Without the images, print all the entries below exactly as given.

* BEGIN LISTING *

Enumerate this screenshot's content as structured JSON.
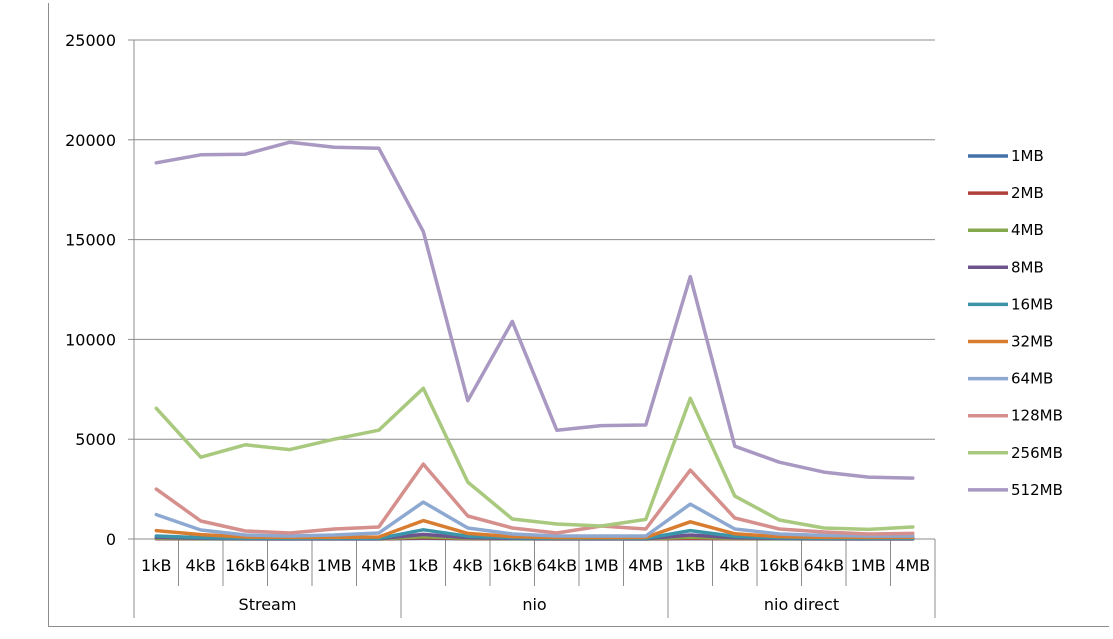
{
  "chart_data": {
    "type": "line",
    "title": "",
    "xlabel": "",
    "ylabel": "",
    "ylim": [
      0,
      25000
    ],
    "yticks": [
      0,
      5000,
      10000,
      15000,
      20000,
      25000
    ],
    "grid": true,
    "legend_position": "right",
    "groups": [
      {
        "label": "Stream",
        "categories": [
          "1kB",
          "4kB",
          "16kB",
          "64kB",
          "1MB",
          "4MB"
        ]
      },
      {
        "label": "nio",
        "categories": [
          "1kB",
          "4kB",
          "16kB",
          "64kB",
          "1MB",
          "4MB"
        ]
      },
      {
        "label": "nio direct",
        "categories": [
          "1kB",
          "4kB",
          "16kB",
          "64kB",
          "1MB",
          "4MB"
        ]
      }
    ],
    "series": [
      {
        "name": "1MB",
        "color": "#4472a8",
        "values": [
          10,
          5,
          5,
          5,
          5,
          5,
          30,
          10,
          5,
          5,
          5,
          5,
          20,
          10,
          5,
          5,
          5,
          5
        ]
      },
      {
        "name": "2MB",
        "color": "#b0403c",
        "values": [
          20,
          10,
          5,
          5,
          5,
          5,
          60,
          20,
          10,
          5,
          5,
          5,
          40,
          15,
          10,
          5,
          5,
          5
        ]
      },
      {
        "name": "4MB",
        "color": "#84a84c",
        "values": [
          40,
          20,
          10,
          10,
          10,
          10,
          110,
          40,
          15,
          10,
          10,
          10,
          90,
          30,
          15,
          10,
          10,
          10
        ]
      },
      {
        "name": "8MB",
        "color": "#6d548e",
        "values": [
          80,
          40,
          20,
          15,
          15,
          15,
          230,
          70,
          30,
          20,
          15,
          15,
          200,
          60,
          30,
          20,
          15,
          15
        ]
      },
      {
        "name": "16MB",
        "color": "#3c94a8",
        "values": [
          150,
          70,
          40,
          30,
          30,
          30,
          460,
          140,
          60,
          35,
          30,
          30,
          420,
          130,
          60,
          40,
          30,
          30
        ]
      },
      {
        "name": "32MB",
        "color": "#d87d30",
        "values": [
          420,
          220,
          100,
          80,
          80,
          100,
          920,
          280,
          120,
          70,
          70,
          80,
          860,
          260,
          120,
          80,
          80,
          80
        ]
      },
      {
        "name": "64MB",
        "color": "#8ea9d1",
        "values": [
          1220,
          450,
          200,
          150,
          200,
          300,
          1850,
          550,
          250,
          150,
          150,
          150,
          1750,
          500,
          250,
          180,
          150,
          150
        ]
      },
      {
        "name": "128MB",
        "color": "#d58f8c",
        "values": [
          2500,
          900,
          400,
          300,
          500,
          600,
          3750,
          1150,
          550,
          300,
          650,
          500,
          3450,
          1050,
          500,
          350,
          250,
          280
        ]
      },
      {
        "name": "256MB",
        "color": "#a8c97e",
        "values": [
          6550,
          4100,
          4720,
          4480,
          5000,
          5450,
          7550,
          2850,
          1000,
          750,
          650,
          980,
          7050,
          2150,
          950,
          550,
          480,
          600
        ]
      },
      {
        "name": "512MB",
        "color": "#a898c2",
        "values": [
          18850,
          19250,
          19280,
          19880,
          19630,
          19580,
          15400,
          6930,
          10900,
          5450,
          5680,
          5710,
          13150,
          4650,
          3850,
          3350,
          3100,
          3050
        ]
      }
    ]
  }
}
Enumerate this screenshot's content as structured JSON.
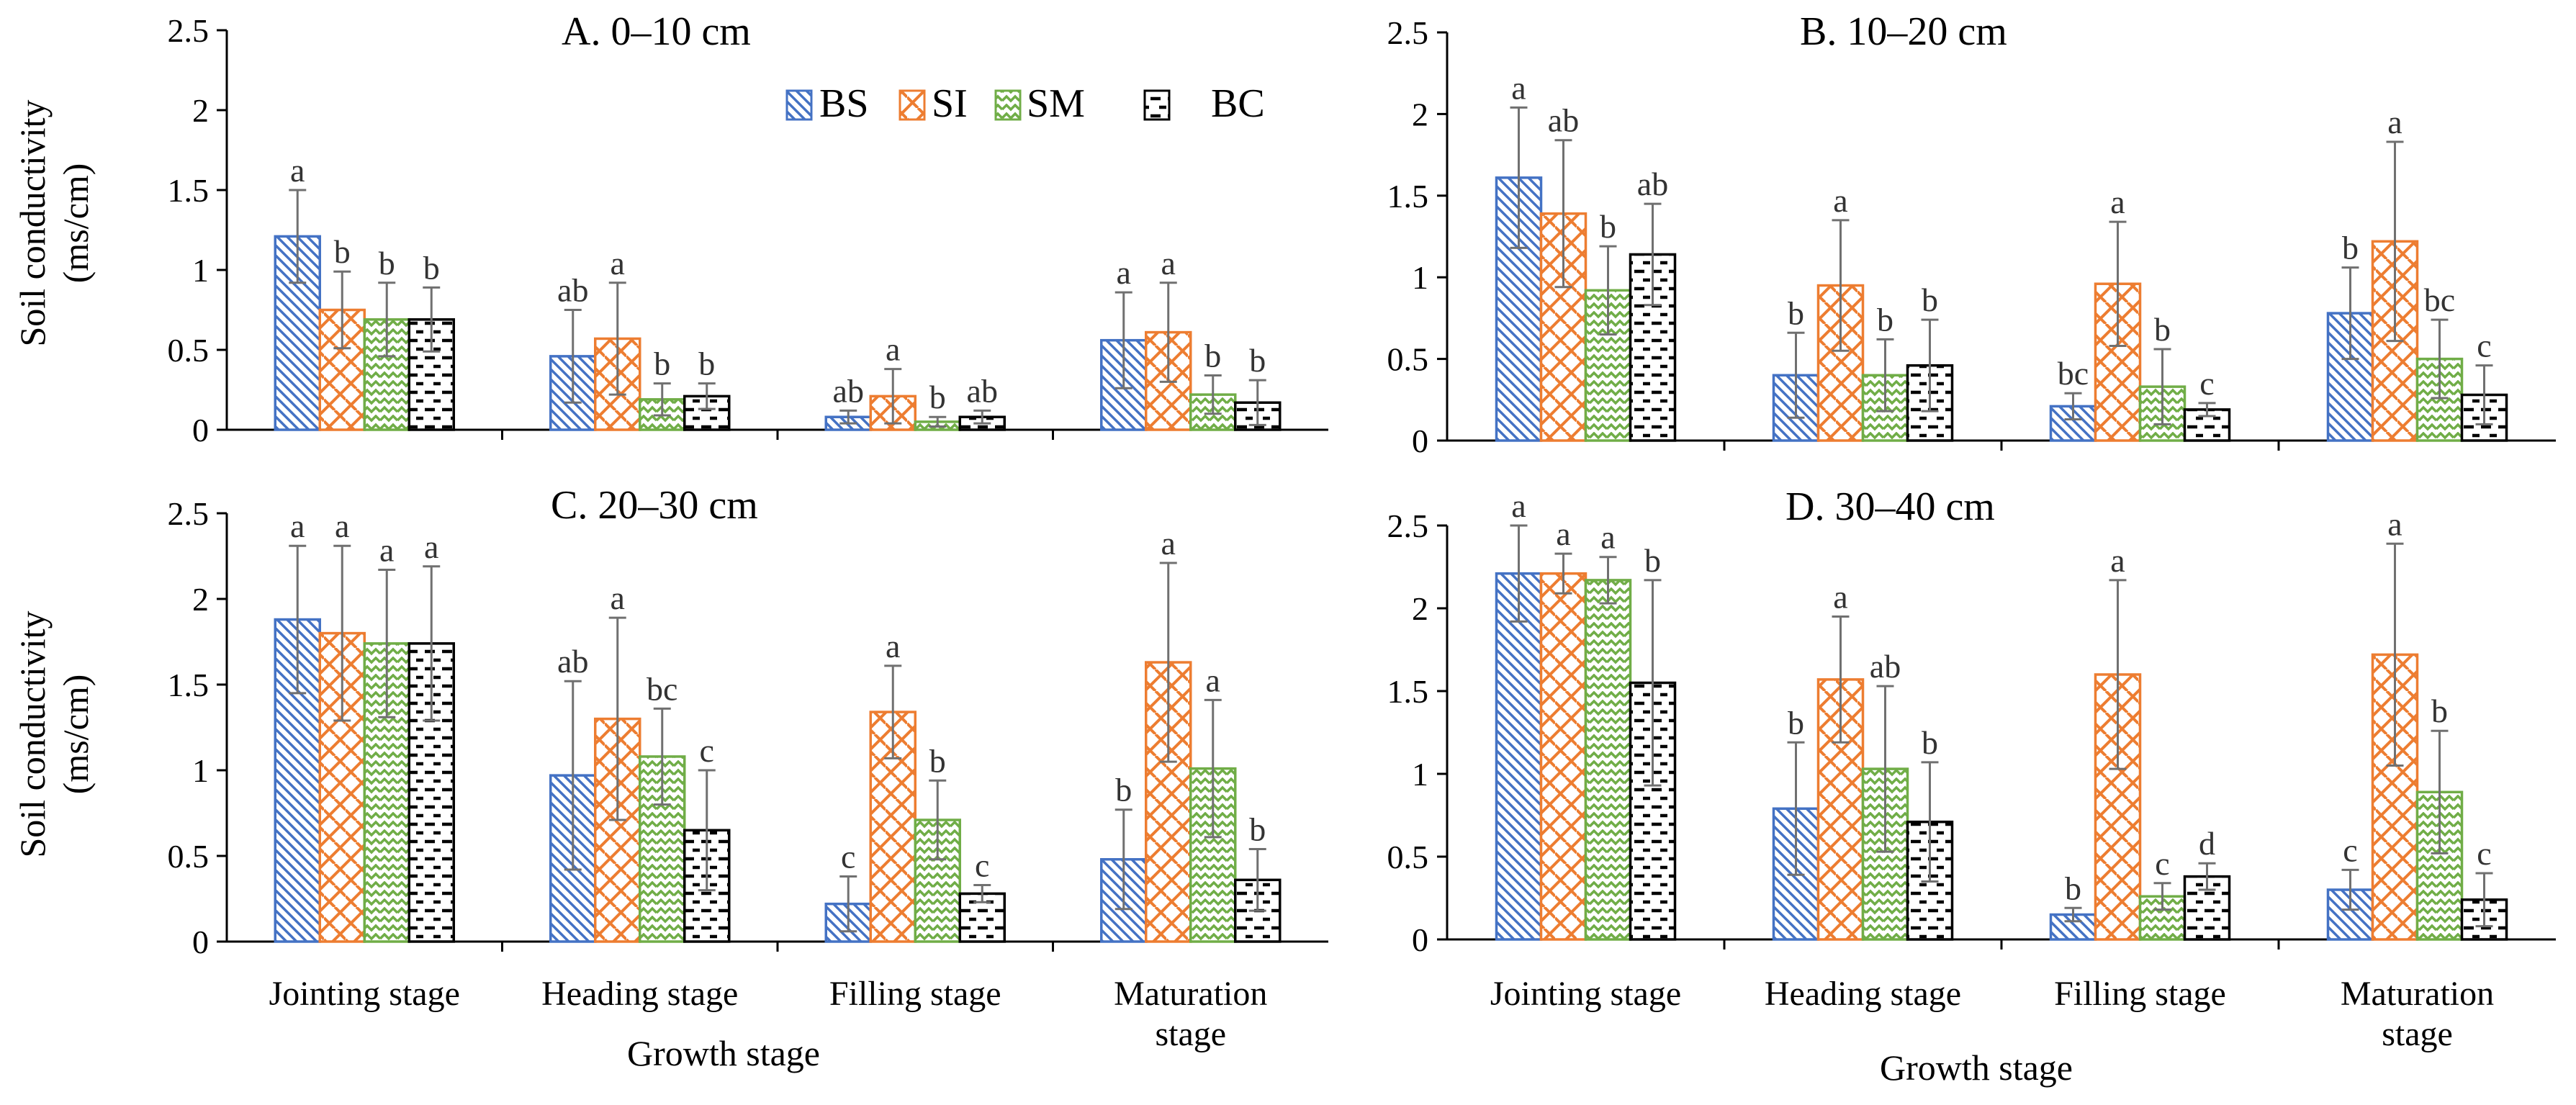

* END LISTING *

REPLY:
Enumerate this screenshot's content as structured JSON.
{
  "chart_data": {
    "type": "line",
    "title": "",
    "xlabel": "",
    "ylabel": "",
    "ylim": [
      0,
      25000
    ],
    "yticks": [
      0,
      5000,
      10000,
      15000,
      20000,
      25000
    ],
    "grid": true,
    "legend_position": "right",
    "groups": [
      {
        "label": "Stream",
        "categories": [
          "1kB",
          "4kB",
          "16kB",
          "64kB",
          "1MB",
          "4MB"
        ]
      },
      {
        "label": "nio",
        "categories": [
          "1kB",
          "4kB",
          "16kB",
          "64kB",
          "1MB",
          "4MB"
        ]
      },
      {
        "label": "nio direct",
        "categories": [
          "1kB",
          "4kB",
          "16kB",
          "64kB",
          "1MB",
          "4MB"
        ]
      }
    ],
    "series": [
      {
        "name": "1MB",
        "color": "#4472a8",
        "values": [
          10,
          5,
          5,
          5,
          5,
          5,
          30,
          10,
          5,
          5,
          5,
          5,
          20,
          10,
          5,
          5,
          5,
          5
        ]
      },
      {
        "name": "2MB",
        "color": "#b0403c",
        "values": [
          20,
          10,
          5,
          5,
          5,
          5,
          60,
          20,
          10,
          5,
          5,
          5,
          40,
          15,
          10,
          5,
          5,
          5
        ]
      },
      {
        "name": "4MB",
        "color": "#84a84c",
        "values": [
          40,
          20,
          10,
          10,
          10,
          10,
          110,
          40,
          15,
          10,
          10,
          10,
          90,
          30,
          15,
          10,
          10,
          10
        ]
      },
      {
        "name": "8MB",
        "color": "#6d548e",
        "values": [
          80,
          40,
          20,
          15,
          15,
          15,
          230,
          70,
          30,
          20,
          15,
          15,
          200,
          60,
          30,
          20,
          15,
          15
        ]
      },
      {
        "name": "16MB",
        "color": "#3c94a8",
        "values": [
          150,
          70,
          40,
          30,
          30,
          30,
          460,
          140,
          60,
          35,
          30,
          30,
          420,
          130,
          60,
          40,
          30,
          30
        ]
      },
      {
        "name": "32MB",
        "color": "#d87d30",
        "values": [
          420,
          220,
          100,
          80,
          80,
          100,
          920,
          280,
          120,
          70,
          70,
          80,
          860,
          260,
          120,
          80,
          80,
          80
        ]
      },
      {
        "name": "64MB",
        "color": "#8ea9d1",
        "values": [
          1220,
          450,
          200,
          150,
          200,
          300,
          1850,
          550,
          250,
          150,
          150,
          150,
          1750,
          500,
          250,
          180,
          150,
          150
        ]
      },
      {
        "name": "128MB",
        "color": "#d58f8c",
        "values": [
          2500,
          900,
          400,
          300,
          500,
          600,
          3750,
          1150,
          550,
          300,
          650,
          500,
          3450,
          1050,
          500,
          350,
          250,
          280
        ]
      },
      {
        "name": "256MB",
        "color": "#a8c97e",
        "values": [
          6550,
          4100,
          4720,
          4480,
          5000,
          5450,
          7550,
          2850,
          1000,
          750,
          650,
          980,
          7050,
          2150,
          950,
          550,
          480,
          600
        ]
      },
      {
        "name": "512MB",
        "color": "#a898c2",
        "values": [
          18850,
          19250,
          19280,
          19880,
          19630,
          19580,
          15400,
          6930,
          10900,
          5450,
          5680,
          5710,
          13150,
          4650,
          3850,
          3350,
          3100,
          3050
        ]
      }
    ]
  }
}
Enumerate this screenshot's content as structured JSON.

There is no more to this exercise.